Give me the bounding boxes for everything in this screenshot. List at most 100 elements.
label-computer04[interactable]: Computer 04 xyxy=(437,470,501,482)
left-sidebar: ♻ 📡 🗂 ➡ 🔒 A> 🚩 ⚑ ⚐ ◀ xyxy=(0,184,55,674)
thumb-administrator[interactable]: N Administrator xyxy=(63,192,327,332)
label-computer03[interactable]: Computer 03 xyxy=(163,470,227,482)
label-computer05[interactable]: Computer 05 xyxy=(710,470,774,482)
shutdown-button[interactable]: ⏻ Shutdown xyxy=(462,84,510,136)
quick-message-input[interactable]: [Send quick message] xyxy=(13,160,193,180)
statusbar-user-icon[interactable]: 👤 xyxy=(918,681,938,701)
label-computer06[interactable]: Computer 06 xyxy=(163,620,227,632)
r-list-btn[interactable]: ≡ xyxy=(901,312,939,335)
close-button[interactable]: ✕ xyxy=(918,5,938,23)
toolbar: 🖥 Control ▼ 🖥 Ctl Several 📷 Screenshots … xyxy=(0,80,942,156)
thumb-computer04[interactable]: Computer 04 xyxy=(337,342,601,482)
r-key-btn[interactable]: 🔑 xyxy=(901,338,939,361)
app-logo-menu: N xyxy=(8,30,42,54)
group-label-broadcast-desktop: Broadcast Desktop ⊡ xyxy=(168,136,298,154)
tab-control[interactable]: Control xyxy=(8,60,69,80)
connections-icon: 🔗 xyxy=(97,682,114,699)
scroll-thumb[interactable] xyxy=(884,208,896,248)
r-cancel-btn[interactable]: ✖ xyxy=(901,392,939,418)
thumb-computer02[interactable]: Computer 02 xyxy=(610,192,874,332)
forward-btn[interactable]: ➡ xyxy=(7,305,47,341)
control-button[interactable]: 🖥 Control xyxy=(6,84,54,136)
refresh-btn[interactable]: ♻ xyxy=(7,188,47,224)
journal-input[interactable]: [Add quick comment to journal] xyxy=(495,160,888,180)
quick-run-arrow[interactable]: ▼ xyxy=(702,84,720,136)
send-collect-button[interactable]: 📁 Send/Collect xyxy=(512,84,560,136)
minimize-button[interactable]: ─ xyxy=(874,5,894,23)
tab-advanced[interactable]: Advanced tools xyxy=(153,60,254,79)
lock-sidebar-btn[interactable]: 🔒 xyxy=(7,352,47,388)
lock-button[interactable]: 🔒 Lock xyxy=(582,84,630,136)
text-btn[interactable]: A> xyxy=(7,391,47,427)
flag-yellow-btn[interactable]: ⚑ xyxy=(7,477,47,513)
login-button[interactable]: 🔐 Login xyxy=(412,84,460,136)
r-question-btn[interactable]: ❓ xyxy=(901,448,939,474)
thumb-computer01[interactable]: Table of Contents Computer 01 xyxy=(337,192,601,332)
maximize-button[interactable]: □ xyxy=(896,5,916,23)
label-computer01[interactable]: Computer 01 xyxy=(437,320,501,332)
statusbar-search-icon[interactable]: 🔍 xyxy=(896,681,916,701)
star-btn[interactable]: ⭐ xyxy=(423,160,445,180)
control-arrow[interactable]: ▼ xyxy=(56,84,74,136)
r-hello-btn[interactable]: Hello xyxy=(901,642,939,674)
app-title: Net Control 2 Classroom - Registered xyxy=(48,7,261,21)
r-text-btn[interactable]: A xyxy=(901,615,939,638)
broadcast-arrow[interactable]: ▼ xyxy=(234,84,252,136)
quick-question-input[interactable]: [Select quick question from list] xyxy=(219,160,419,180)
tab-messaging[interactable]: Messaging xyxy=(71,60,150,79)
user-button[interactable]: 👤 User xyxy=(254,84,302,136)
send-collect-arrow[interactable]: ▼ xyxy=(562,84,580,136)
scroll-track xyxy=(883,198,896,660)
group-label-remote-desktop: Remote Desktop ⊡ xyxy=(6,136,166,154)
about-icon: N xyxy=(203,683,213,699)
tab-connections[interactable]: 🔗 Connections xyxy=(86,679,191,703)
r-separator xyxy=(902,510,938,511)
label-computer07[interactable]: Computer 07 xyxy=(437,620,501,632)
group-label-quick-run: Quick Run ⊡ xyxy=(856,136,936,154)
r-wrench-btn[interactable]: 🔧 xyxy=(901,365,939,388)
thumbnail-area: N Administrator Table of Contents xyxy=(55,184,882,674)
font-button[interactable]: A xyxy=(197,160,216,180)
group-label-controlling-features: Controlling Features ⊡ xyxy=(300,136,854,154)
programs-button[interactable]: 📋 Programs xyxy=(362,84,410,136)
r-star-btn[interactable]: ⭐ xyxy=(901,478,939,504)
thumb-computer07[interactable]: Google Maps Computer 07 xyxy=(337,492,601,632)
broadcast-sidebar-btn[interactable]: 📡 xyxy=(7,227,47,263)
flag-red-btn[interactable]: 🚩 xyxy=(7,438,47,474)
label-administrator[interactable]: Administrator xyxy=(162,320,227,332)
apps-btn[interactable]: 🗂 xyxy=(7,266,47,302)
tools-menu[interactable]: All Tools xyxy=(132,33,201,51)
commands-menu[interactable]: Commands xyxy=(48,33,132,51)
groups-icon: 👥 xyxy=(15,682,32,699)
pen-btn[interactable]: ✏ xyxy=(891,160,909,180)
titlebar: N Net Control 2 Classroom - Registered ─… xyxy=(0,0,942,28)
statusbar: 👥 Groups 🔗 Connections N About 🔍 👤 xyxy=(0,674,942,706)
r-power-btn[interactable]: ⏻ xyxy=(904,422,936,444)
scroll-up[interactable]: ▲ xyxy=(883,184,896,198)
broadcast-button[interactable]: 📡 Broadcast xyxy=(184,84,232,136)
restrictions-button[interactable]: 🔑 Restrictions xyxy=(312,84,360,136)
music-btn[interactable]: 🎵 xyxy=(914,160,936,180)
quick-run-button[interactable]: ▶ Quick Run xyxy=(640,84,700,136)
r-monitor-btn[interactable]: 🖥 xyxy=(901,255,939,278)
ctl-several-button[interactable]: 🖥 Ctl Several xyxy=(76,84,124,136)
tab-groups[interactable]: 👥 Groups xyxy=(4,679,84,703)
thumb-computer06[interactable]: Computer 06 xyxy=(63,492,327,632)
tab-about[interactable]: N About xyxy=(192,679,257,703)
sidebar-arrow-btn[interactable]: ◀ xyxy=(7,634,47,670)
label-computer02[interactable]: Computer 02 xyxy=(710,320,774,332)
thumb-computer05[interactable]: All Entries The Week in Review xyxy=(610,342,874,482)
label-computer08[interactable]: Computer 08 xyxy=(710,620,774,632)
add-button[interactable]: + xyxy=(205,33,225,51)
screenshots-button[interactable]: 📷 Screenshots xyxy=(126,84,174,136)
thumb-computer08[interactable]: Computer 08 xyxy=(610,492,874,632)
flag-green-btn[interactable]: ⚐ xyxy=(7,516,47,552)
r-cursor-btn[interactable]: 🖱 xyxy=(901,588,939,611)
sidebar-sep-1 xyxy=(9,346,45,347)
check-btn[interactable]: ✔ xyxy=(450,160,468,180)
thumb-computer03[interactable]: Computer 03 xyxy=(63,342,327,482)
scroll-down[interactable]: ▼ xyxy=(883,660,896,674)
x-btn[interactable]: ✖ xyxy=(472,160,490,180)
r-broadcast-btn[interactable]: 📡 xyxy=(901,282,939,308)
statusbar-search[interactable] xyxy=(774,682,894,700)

__________

## What to produce
Copy out the data above line for line, with nothing changed.

## Solution
Give me the bounding boxes for everything in this screenshot. List at most 100 elements.
label-computer04[interactable]: Computer 04 xyxy=(437,470,501,482)
left-sidebar: ♻ 📡 🗂 ➡ 🔒 A> 🚩 ⚑ ⚐ ◀ xyxy=(0,184,55,674)
thumb-administrator[interactable]: N Administrator xyxy=(63,192,327,332)
label-computer03[interactable]: Computer 03 xyxy=(163,470,227,482)
label-computer05[interactable]: Computer 05 xyxy=(710,470,774,482)
shutdown-button[interactable]: ⏻ Shutdown xyxy=(462,84,510,136)
quick-message-input[interactable]: [Send quick message] xyxy=(13,160,193,180)
statusbar-user-icon[interactable]: 👤 xyxy=(918,681,938,701)
label-computer06[interactable]: Computer 06 xyxy=(163,620,227,632)
r-list-btn[interactable]: ≡ xyxy=(901,312,939,335)
close-button[interactable]: ✕ xyxy=(918,5,938,23)
toolbar: 🖥 Control ▼ 🖥 Ctl Several 📷 Screenshots … xyxy=(0,80,942,156)
thumb-computer04[interactable]: Computer 04 xyxy=(337,342,601,482)
r-key-btn[interactable]: 🔑 xyxy=(901,338,939,361)
app-logo-menu: N xyxy=(8,30,42,54)
group-label-broadcast-desktop: Broadcast Desktop ⊡ xyxy=(168,136,298,154)
tab-control[interactable]: Control xyxy=(8,60,69,80)
connections-icon: 🔗 xyxy=(97,682,114,699)
scroll-thumb[interactable] xyxy=(884,208,896,248)
r-cancel-btn[interactable]: ✖ xyxy=(901,392,939,418)
thumb-computer02[interactable]: Computer 02 xyxy=(610,192,874,332)
forward-btn[interactable]: ➡ xyxy=(7,305,47,341)
control-button[interactable]: 🖥 Control xyxy=(6,84,54,136)
refresh-btn[interactable]: ♻ xyxy=(7,188,47,224)
journal-input[interactable]: [Add quick comment to journal] xyxy=(495,160,888,180)
quick-run-arrow[interactable]: ▼ xyxy=(702,84,720,136)
send-collect-button[interactable]: 📁 Send/Collect xyxy=(512,84,560,136)
minimize-button[interactable]: ─ xyxy=(874,5,894,23)
tab-advanced[interactable]: Advanced tools xyxy=(153,60,254,79)
lock-sidebar-btn[interactable]: 🔒 xyxy=(7,352,47,388)
lock-button[interactable]: 🔒 Lock xyxy=(582,84,630,136)
text-btn[interactable]: A> xyxy=(7,391,47,427)
flag-yellow-btn[interactable]: ⚑ xyxy=(7,477,47,513)
login-button[interactable]: 🔐 Login xyxy=(412,84,460,136)
r-question-btn[interactable]: ❓ xyxy=(901,448,939,474)
thumb-computer01[interactable]: Table of Contents Computer 01 xyxy=(337,192,601,332)
maximize-button[interactable]: □ xyxy=(896,5,916,23)
label-computer01[interactable]: Computer 01 xyxy=(437,320,501,332)
statusbar-search-icon[interactable]: 🔍 xyxy=(896,681,916,701)
star-btn[interactable]: ⭐ xyxy=(423,160,445,180)
control-arrow[interactable]: ▼ xyxy=(56,84,74,136)
r-hello-btn[interactable]: Hello xyxy=(901,642,939,674)
app-title: Net Control 2 Classroom - Registered xyxy=(48,7,261,21)
r-text-btn[interactable]: A xyxy=(901,615,939,638)
broadcast-arrow[interactable]: ▼ xyxy=(234,84,252,136)
quick-question-input[interactable]: [Select quick question from list] xyxy=(219,160,419,180)
tab-messaging[interactable]: Messaging xyxy=(71,60,150,79)
user-button[interactable]: 👤 User xyxy=(254,84,302,136)
send-collect-arrow[interactable]: ▼ xyxy=(562,84,580,136)
scroll-track xyxy=(883,198,896,660)
group-label-remote-desktop: Remote Desktop ⊡ xyxy=(6,136,166,154)
about-icon: N xyxy=(203,683,213,699)
tab-connections[interactable]: 🔗 Connections xyxy=(86,679,191,703)
r-separator xyxy=(902,510,938,511)
label-computer07[interactable]: Computer 07 xyxy=(437,620,501,632)
group-label-quick-run: Quick Run ⊡ xyxy=(856,136,936,154)
r-wrench-btn[interactable]: 🔧 xyxy=(901,365,939,388)
thumbnail-area: N Administrator Table of Contents xyxy=(55,184,882,674)
font-button[interactable]: A xyxy=(197,160,216,180)
group-label-controlling-features: Controlling Features ⊡ xyxy=(300,136,854,154)
programs-button[interactable]: 📋 Programs xyxy=(362,84,410,136)
r-star-btn[interactable]: ⭐ xyxy=(901,478,939,504)
thumb-computer07[interactable]: Google Maps Computer 07 xyxy=(337,492,601,632)
broadcast-sidebar-btn[interactable]: 📡 xyxy=(7,227,47,263)
flag-red-btn[interactable]: 🚩 xyxy=(7,438,47,474)
label-administrator[interactable]: Administrator xyxy=(162,320,227,332)
apps-btn[interactable]: 🗂 xyxy=(7,266,47,302)
tools-menu[interactable]: All Tools xyxy=(132,33,201,51)
commands-menu[interactable]: Commands xyxy=(48,33,132,51)
groups-icon: 👥 xyxy=(15,682,32,699)
pen-btn[interactable]: ✏ xyxy=(891,160,909,180)
titlebar: N Net Control 2 Classroom - Registered ─… xyxy=(0,0,942,28)
statusbar: 👥 Groups 🔗 Connections N About 🔍 👤 xyxy=(0,674,942,706)
r-power-btn[interactable]: ⏻ xyxy=(904,422,936,444)
scroll-up[interactable]: ▲ xyxy=(883,184,896,198)
broadcast-button[interactable]: 📡 Broadcast xyxy=(184,84,232,136)
restrictions-button[interactable]: 🔑 Restrictions xyxy=(312,84,360,136)
music-btn[interactable]: 🎵 xyxy=(914,160,936,180)
quick-run-button[interactable]: ▶ Quick Run xyxy=(640,84,700,136)
r-monitor-btn[interactable]: 🖥 xyxy=(901,255,939,278)
ctl-several-button[interactable]: 🖥 Ctl Several xyxy=(76,84,124,136)
tab-groups[interactable]: 👥 Groups xyxy=(4,679,84,703)
thumb-computer06[interactable]: Computer 06 xyxy=(63,492,327,632)
tab-about[interactable]: N About xyxy=(192,679,257,703)
sidebar-arrow-btn[interactable]: ◀ xyxy=(7,634,47,670)
label-computer02[interactable]: Computer 02 xyxy=(710,320,774,332)
thumb-computer05[interactable]: All Entries The Week in Review xyxy=(610,342,874,482)
label-computer08[interactable]: Computer 08 xyxy=(710,620,774,632)
add-button[interactable]: + xyxy=(205,33,225,51)
screenshots-button[interactable]: 📷 Screenshots xyxy=(126,84,174,136)
thumb-computer08[interactable]: Computer 08 xyxy=(610,492,874,632)
flag-green-btn[interactable]: ⚐ xyxy=(7,516,47,552)
r-cursor-btn[interactable]: 🖱 xyxy=(901,588,939,611)
sidebar-sep-1 xyxy=(9,346,45,347)
check-btn[interactable]: ✔ xyxy=(450,160,468,180)
thumb-computer03[interactable]: Computer 03 xyxy=(63,342,327,482)
scroll-down[interactable]: ▼ xyxy=(883,660,896,674)
x-btn[interactable]: ✖ xyxy=(472,160,490,180)
r-broadcast-btn[interactable]: 📡 xyxy=(901,282,939,308)
statusbar-search[interactable] xyxy=(774,682,894,700)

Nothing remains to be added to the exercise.